• _Tasks to complete_
1. In the infrastructure bootstrapping section, write out everything from "The information provided" down to "Dragon run-time services.", changing "infrastructure code" to "system code" each time it appears.
2. Use the infrastructure bootstrapping section to answer these:
(a) Which part sets the MODE, ALLOC_SZ, and DEBUG environment variables?
(b) What must set some of the listed parameters during bringup of the Dragon runtime services?
(c) What should infrastructure code use to refer to environment variables?
3. Carry the infrastructure bootstrapping section forward from its last sentence.

• _Provided passage_

((

Infrastructure Bootstrapping

This section needs updating.

The information provided in this section is subject to change at any time and should not be used by any user code.

While the specific steps for bootstrapping the environment are provided here, this is an implementation detail and no infrastructure code should access these variables directly or depend on the specific details provided here. Instead, all infrastructure code should use the method described in accessing parameters to refer to environment variables as needed by components of the Dragon run-time services.

Some of the parameters listed in the parameters must be set by the Local Services during bringup of the Dragon runtime services. Others are needed by the Shepherd to complete startup of the services.

The MODE, ALLOC_SZ, PRIMARY_INDEX, DEFAULT_SEG_SZ, INF_SEG_SZ, GS_MAX_MSGS, SH_MAX_MSGS, TEST, and DEBUG environment variables are set by the Launcher and provided to the Shepherd when it is started. The Shepherd then makes sure that the following list of variables is set for all processes started by the Dragon Runtime Services and also for Global Services running on the primary node. The launcher will then pass those values along during infrastructure startup if certain values are ovverridden.

))

• _Rows_
((

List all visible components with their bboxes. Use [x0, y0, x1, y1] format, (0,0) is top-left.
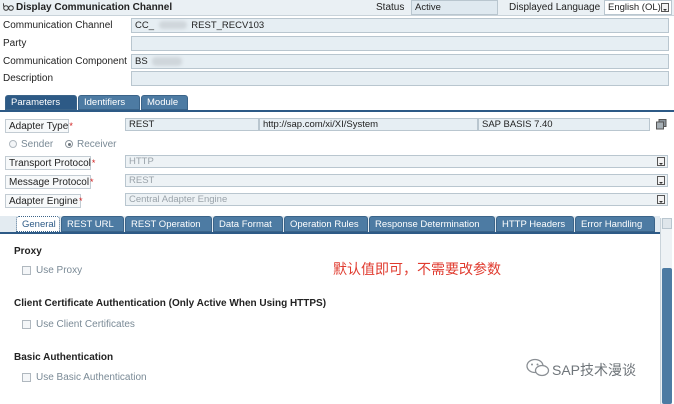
- channel-suffix: REST_RECV103: [191, 20, 265, 31]
- redacted-blur: [158, 21, 187, 30]
- status-field: Active: [411, 0, 498, 15]
- chevron-down-icon[interactable]: [661, 3, 669, 12]
- page-title: Display Communication Channel: [16, 2, 173, 13]
- tab-response-determination[interactable]: Response Determination: [369, 216, 495, 232]
- scrollbar-thumb[interactable]: [662, 268, 672, 404]
- wechat-icon: [526, 358, 550, 381]
- scroll-up-button[interactable]: [662, 218, 672, 229]
- adapter-release-field: SAP BASIS 7.40: [478, 118, 650, 131]
- channel-label: Communication Channel: [3, 20, 113, 31]
- description-field: [131, 71, 669, 86]
- transport-protocol-label: Transport Protocol*: [5, 156, 95, 170]
- adapter-engine-label: Adapter Engine*: [5, 194, 82, 208]
- vertical-scrollbar[interactable]: [660, 218, 672, 404]
- message-protocol-select[interactable]: REST: [125, 174, 668, 187]
- sender-radio[interactable]: [9, 140, 17, 148]
- adapter-engine-select[interactable]: Central Adapter Engine: [125, 193, 668, 206]
- tab-error-handling[interactable]: Error Handling: [575, 216, 655, 232]
- annotation-text: 默认值即可，不需要改参数: [333, 261, 501, 277]
- channel-prefix: CC_: [135, 20, 155, 31]
- transport-protocol-select[interactable]: HTTP: [125, 155, 668, 168]
- description-label: Description: [3, 73, 54, 84]
- use-proxy-checkbox[interactable]: [22, 266, 31, 275]
- tab-data-format[interactable]: Data Format: [213, 216, 283, 232]
- component-field: BS: [131, 54, 669, 69]
- tab-identifiers[interactable]: Identifiers: [78, 95, 140, 110]
- tab-module[interactable]: Module: [141, 95, 188, 110]
- language-select[interactable]: English (OL): [604, 0, 672, 15]
- tab-rest-operation[interactable]: REST Operation: [125, 216, 212, 232]
- adapter-namespace-field: http://sap.com/xi/XI/System: [259, 118, 478, 131]
- basic-auth-title: Basic Authentication: [14, 352, 114, 363]
- subtab-underline: [0, 232, 660, 234]
- proxy-title: Proxy: [14, 246, 42, 257]
- receiver-radio[interactable]: [65, 140, 73, 148]
- client-cert-title: Client Certificate Authentication (Only …: [14, 298, 327, 309]
- party-label: Party: [3, 38, 27, 49]
- message-protocol-label: Message Protocol*: [5, 175, 94, 189]
- watermark-text: SAP技术漫谈: [552, 362, 637, 378]
- component-label: Communication Component: [3, 56, 127, 67]
- use-basic-auth-label: Use Basic Authentication: [36, 372, 147, 383]
- sender-label: Sender: [21, 139, 54, 150]
- tab-rest-url[interactable]: REST URL: [61, 216, 124, 232]
- chevron-down-icon[interactable]: [657, 157, 665, 166]
- chevron-down-icon[interactable]: [657, 176, 665, 185]
- adapter-type-label: Adapter Type*: [5, 119, 73, 133]
- status-label: Status: [376, 2, 405, 13]
- adapter-type-field: REST: [125, 118, 259, 131]
- tab-general[interactable]: General: [16, 216, 60, 232]
- chevron-down-icon[interactable]: [657, 195, 665, 204]
- component-value: BS: [135, 56, 148, 67]
- channel-field: CC_ REST_RECV103: [131, 18, 669, 33]
- use-client-cert-checkbox[interactable]: [22, 320, 31, 329]
- tab-http-headers[interactable]: HTTP Headers: [496, 216, 574, 232]
- copy-icon[interactable]: [656, 119, 667, 133]
- tab-operation-rules[interactable]: Operation Rules: [284, 216, 368, 232]
- status-value: Active: [415, 2, 441, 13]
- tab-parameters[interactable]: Parameters: [5, 95, 77, 110]
- receiver-label: Receiver: [77, 139, 117, 150]
- displayed-language-label: Displayed Language: [509, 2, 601, 13]
- use-proxy-label: Use Proxy: [36, 265, 83, 276]
- tab-strip-underline: [0, 110, 674, 112]
- redacted-blur: [152, 56, 183, 66]
- party-field: [131, 36, 669, 51]
- use-client-cert-label: Use Client Certificates: [36, 319, 135, 330]
- use-basic-auth-checkbox[interactable]: [22, 373, 31, 382]
- glasses-icon: [2, 2, 14, 15]
- language-value: English (OL): [608, 2, 661, 13]
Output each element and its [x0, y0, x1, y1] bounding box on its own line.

))

• _Responses_
1.
The information provided in this section is subject to change at any time and should not be used by any user code.

While the specific steps for bootstrapping the environment are provided here, this is an implementation detail and no system code should access these variables directly or depend on the specific details provided here. Instead, all system code should use the method described in accessing parameters to refer to environment variables as needed by components of the Dragon run-time services.

2.
(a) The Launcher.
(b) The Local Services.
(c) The method described in accessing parameters.

3.
**FIXME: These need to be looked at again. **

  • MODE

  • ALLOC_SZ

  • INDEX

  • PRIMARY_INDEX
    • DEFAULT_PD

    • INF_PD

    • LOCAL_SHEP_CD

    • LOCAL_BE_CD

    • GS_CD

    • TEST

    • DEBUG

    • MY_PUID

In addition to these environment variables that are present on back end compute nodes, the Launcher Front End and the Network Front End communicate through two environment variables, the DRAGON_CTI_EXEC and the DRAGON_MRNET_EXEC variables. These values are set by the Launcher Front End to tell the Network Front End code which programs to start when CTI launches its application (the Shepherd) and MRNet Launches its back end. These two environment variables are only necessary between the Launcher Front End and the Network Front End.

The next sections contain specific details of how bootstrapping the value of these environment variables differs between single and multinode startup. Each section below provides the details for setting the environment variables in both modes.

Naming Conventions Critical to Bootstrapping

There are a few resources that are allocated early on during startup, a phase of bringup informally referred to as the bootstrapping phase. These naming conventions are documented here.

  • POSIX message queues used during multinode startup are named dragon_<username>_shep_in and dragon_<username>_shep_out. The two names must be available. Otherwise startup fails. These POSIX message queues are closed and deleted at teardown of the services.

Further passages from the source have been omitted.